Copy out each line of the listing that has the word "None" in it.
┄┄┄┄┄┄┄┄┄┄┄┄┄┄┄┄┄┄┄┄
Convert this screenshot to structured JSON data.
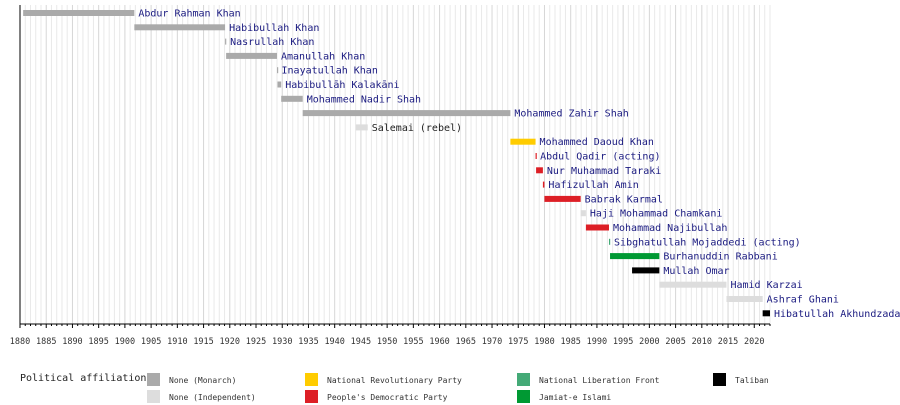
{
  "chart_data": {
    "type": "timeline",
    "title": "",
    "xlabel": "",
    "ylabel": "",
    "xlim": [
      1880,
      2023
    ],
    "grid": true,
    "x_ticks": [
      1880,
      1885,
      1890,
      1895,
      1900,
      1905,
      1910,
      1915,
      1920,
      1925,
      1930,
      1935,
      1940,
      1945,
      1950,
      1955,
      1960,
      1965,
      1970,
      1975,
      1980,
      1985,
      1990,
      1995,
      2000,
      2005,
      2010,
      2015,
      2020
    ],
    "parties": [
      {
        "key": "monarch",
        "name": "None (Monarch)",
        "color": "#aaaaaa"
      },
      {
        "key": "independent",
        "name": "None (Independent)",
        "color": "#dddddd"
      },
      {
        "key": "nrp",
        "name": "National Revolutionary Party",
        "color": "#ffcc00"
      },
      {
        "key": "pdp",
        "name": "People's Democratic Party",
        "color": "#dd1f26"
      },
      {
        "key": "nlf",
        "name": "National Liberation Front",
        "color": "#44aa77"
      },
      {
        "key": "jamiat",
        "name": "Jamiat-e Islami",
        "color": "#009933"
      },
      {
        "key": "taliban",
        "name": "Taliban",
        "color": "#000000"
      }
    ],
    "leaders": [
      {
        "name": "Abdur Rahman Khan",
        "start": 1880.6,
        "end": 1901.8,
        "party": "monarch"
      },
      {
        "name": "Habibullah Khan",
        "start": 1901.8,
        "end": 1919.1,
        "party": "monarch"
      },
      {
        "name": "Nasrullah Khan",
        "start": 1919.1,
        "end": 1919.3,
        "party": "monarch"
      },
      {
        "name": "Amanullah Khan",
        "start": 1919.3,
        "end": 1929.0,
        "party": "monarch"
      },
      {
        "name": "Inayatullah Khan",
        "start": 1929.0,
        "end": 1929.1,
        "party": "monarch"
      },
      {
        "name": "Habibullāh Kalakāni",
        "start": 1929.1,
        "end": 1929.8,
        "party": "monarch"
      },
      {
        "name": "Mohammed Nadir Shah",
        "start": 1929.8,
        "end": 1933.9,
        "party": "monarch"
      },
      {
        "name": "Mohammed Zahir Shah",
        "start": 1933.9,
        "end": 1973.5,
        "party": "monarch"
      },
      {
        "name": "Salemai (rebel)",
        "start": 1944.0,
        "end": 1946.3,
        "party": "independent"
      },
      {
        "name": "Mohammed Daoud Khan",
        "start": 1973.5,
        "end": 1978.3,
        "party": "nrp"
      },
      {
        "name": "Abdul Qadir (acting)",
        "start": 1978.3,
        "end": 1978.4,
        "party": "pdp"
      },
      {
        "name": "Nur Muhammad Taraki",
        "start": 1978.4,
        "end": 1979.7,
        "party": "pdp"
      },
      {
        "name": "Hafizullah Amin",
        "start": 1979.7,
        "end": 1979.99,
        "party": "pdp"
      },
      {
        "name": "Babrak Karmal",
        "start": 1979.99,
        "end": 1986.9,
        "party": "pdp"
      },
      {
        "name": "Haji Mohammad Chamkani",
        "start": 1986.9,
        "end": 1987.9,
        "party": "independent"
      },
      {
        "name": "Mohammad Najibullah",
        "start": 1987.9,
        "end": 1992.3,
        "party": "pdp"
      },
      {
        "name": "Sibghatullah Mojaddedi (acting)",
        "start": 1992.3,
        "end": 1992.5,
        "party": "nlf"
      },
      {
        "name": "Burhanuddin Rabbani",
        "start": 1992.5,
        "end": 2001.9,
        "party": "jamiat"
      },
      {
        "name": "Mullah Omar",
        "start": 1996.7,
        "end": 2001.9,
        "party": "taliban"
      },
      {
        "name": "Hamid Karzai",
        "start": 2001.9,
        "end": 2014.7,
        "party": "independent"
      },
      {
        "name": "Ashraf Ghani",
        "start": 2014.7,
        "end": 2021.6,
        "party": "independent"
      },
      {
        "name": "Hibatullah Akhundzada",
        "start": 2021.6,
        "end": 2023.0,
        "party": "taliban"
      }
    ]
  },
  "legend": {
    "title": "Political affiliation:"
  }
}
┄┄┄┄┄┄┄┄┄┄┄┄┄┄┄┄┄┄┄┄
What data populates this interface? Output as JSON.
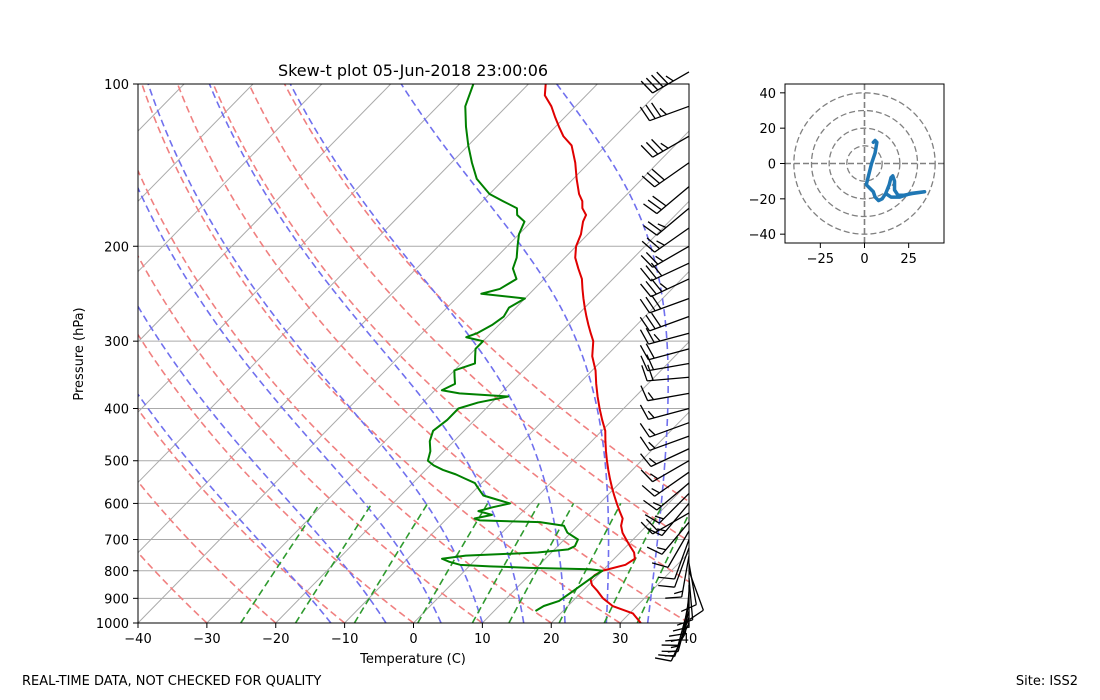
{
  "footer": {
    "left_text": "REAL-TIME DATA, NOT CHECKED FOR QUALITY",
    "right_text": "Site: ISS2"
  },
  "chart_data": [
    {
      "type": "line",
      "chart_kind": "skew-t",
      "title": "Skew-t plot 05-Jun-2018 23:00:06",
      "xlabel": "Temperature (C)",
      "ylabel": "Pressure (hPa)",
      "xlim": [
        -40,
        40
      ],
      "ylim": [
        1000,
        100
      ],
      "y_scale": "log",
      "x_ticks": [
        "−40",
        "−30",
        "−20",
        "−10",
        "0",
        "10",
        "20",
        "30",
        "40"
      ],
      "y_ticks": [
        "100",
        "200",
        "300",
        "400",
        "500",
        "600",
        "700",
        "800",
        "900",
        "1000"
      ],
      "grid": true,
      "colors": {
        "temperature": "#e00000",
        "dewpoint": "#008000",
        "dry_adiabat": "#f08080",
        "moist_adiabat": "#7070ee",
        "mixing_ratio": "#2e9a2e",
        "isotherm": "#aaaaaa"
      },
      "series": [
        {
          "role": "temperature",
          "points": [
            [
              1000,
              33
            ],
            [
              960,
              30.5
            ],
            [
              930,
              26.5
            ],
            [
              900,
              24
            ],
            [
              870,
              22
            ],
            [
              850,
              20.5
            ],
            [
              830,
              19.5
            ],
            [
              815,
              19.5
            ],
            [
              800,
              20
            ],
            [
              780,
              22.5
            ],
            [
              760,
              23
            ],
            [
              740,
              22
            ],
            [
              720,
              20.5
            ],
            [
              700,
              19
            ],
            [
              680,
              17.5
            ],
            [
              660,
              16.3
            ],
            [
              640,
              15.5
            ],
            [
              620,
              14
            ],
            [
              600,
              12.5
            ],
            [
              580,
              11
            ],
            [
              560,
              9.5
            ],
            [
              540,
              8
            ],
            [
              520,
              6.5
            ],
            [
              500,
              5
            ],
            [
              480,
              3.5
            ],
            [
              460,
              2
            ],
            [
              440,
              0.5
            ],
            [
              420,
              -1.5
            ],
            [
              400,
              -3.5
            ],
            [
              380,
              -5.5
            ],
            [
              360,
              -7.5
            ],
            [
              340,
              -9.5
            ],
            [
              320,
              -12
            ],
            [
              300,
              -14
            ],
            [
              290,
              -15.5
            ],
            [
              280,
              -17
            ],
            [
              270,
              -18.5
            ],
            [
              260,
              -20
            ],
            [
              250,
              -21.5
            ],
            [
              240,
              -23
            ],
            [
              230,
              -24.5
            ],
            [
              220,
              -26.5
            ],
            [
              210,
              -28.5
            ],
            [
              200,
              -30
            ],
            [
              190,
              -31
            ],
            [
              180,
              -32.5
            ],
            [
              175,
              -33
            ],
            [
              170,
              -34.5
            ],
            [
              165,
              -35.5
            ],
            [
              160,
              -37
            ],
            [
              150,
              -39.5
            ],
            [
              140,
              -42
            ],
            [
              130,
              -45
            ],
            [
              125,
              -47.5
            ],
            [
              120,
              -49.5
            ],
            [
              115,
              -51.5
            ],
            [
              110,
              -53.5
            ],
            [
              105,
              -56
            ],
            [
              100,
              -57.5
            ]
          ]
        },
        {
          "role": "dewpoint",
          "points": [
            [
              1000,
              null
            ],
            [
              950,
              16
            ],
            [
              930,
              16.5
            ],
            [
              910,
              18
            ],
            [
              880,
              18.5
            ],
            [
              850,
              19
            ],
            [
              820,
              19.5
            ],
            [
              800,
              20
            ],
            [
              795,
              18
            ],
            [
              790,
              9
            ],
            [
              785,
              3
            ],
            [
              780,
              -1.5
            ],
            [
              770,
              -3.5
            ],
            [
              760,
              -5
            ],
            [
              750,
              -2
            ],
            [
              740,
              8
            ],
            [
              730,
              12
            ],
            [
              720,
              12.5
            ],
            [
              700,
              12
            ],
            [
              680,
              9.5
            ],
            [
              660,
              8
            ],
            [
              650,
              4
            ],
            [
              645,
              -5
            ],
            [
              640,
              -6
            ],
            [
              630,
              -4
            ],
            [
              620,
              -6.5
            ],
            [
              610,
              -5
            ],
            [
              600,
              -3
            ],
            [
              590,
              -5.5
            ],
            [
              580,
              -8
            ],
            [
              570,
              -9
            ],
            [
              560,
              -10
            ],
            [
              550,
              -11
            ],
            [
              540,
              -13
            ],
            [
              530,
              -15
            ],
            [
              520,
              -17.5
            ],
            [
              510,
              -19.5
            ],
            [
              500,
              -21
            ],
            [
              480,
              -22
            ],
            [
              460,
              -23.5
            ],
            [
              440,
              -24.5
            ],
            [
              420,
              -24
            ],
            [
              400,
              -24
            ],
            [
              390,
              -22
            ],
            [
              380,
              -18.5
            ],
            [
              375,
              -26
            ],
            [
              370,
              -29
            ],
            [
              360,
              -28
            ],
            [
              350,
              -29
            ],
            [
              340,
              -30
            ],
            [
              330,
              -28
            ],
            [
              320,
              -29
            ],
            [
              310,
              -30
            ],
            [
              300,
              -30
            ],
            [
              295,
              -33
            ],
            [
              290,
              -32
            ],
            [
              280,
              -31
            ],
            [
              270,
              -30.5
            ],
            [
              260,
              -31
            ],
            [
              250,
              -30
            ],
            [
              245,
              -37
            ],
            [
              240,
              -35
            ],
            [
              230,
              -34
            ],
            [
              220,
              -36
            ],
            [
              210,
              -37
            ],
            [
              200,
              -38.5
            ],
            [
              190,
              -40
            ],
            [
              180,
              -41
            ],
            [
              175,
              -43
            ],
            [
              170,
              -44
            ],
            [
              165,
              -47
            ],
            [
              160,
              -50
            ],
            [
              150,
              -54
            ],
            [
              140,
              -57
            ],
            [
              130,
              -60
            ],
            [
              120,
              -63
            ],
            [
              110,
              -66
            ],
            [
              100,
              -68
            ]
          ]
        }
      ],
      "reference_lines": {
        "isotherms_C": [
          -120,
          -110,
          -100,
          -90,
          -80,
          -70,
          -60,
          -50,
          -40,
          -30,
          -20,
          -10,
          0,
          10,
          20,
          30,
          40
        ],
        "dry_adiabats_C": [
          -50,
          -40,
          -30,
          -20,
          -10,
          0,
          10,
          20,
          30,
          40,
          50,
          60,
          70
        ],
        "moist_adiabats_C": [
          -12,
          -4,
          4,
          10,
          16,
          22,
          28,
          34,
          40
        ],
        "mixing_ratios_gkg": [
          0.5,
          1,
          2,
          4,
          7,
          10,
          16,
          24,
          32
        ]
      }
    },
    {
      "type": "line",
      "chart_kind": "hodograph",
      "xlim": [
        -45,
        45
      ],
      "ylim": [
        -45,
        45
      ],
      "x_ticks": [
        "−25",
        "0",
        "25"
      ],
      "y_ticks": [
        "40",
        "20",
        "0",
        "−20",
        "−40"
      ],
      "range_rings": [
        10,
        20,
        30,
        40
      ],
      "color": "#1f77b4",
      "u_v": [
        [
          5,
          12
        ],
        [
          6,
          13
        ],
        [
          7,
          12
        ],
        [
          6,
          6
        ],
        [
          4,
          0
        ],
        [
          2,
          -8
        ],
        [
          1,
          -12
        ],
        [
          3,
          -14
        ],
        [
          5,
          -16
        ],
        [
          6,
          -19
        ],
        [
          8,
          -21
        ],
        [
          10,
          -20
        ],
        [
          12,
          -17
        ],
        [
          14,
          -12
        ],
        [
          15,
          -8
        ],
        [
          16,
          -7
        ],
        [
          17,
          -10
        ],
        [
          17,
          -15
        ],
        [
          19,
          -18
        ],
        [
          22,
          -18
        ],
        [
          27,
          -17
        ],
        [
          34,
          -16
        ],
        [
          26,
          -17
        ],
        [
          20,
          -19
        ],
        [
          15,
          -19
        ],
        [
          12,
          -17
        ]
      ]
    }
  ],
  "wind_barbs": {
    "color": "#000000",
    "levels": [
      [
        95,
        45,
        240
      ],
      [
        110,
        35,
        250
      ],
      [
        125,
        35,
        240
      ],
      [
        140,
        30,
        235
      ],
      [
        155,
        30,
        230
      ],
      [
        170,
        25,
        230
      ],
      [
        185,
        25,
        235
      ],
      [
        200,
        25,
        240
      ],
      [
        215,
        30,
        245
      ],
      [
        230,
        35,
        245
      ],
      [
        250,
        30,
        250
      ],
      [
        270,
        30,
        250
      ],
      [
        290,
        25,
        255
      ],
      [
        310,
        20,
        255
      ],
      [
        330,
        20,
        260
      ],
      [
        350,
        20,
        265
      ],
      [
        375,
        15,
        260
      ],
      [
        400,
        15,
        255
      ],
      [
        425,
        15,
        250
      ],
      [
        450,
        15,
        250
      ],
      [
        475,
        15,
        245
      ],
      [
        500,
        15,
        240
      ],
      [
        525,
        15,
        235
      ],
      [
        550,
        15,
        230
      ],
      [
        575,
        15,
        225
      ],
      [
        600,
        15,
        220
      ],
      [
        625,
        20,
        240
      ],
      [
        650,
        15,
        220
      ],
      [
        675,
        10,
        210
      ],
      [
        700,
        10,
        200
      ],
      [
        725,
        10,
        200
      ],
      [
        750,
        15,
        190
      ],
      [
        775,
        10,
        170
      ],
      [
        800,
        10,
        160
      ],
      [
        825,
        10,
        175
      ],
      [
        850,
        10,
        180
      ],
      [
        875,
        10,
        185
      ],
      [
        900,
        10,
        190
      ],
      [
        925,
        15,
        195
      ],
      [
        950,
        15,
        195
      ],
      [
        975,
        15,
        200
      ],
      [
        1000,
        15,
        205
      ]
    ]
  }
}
┄┄┄┄┄┄┄┄┄┄┄┄┄┄┄┄┄┄┄┄
OUTPUT BELOW:
        "name": "None (Monarch)",
        "name": "None (Independent)",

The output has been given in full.